GOAL -> Extract all lines that hold the string "more".

RECORDS ->
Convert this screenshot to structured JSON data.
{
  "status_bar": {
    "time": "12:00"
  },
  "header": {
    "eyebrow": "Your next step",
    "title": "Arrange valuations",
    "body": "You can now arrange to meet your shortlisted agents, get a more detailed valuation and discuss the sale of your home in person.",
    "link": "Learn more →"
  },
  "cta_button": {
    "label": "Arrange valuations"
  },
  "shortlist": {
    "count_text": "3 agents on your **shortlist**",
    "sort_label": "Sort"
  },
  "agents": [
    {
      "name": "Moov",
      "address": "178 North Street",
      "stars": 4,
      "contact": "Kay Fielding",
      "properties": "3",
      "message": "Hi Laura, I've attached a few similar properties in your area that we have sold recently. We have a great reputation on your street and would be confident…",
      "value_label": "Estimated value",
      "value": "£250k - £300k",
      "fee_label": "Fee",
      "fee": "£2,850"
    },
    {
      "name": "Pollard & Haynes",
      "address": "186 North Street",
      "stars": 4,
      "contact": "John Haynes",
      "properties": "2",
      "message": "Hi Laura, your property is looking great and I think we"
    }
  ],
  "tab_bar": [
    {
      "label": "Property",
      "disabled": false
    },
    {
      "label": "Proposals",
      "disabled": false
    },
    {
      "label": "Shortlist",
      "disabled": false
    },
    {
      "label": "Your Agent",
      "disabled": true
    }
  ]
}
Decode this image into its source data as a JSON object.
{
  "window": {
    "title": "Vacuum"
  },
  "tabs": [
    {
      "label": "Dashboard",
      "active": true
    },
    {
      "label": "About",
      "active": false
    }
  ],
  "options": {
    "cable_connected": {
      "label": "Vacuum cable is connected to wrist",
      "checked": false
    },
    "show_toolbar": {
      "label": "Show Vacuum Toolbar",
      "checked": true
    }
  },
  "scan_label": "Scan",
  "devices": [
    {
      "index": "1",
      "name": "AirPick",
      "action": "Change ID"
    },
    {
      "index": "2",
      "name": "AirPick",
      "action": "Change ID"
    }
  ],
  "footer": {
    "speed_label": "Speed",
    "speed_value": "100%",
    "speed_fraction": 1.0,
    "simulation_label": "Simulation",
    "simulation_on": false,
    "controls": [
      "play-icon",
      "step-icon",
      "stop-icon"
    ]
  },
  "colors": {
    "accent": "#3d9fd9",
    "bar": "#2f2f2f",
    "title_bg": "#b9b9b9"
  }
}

WRITTEN ANSWER ->
    "body": "You can now arrange to meet your shortlisted agents, get a more detailed valuation and discuss the sale of your home in person.",
    "link": "Learn more →"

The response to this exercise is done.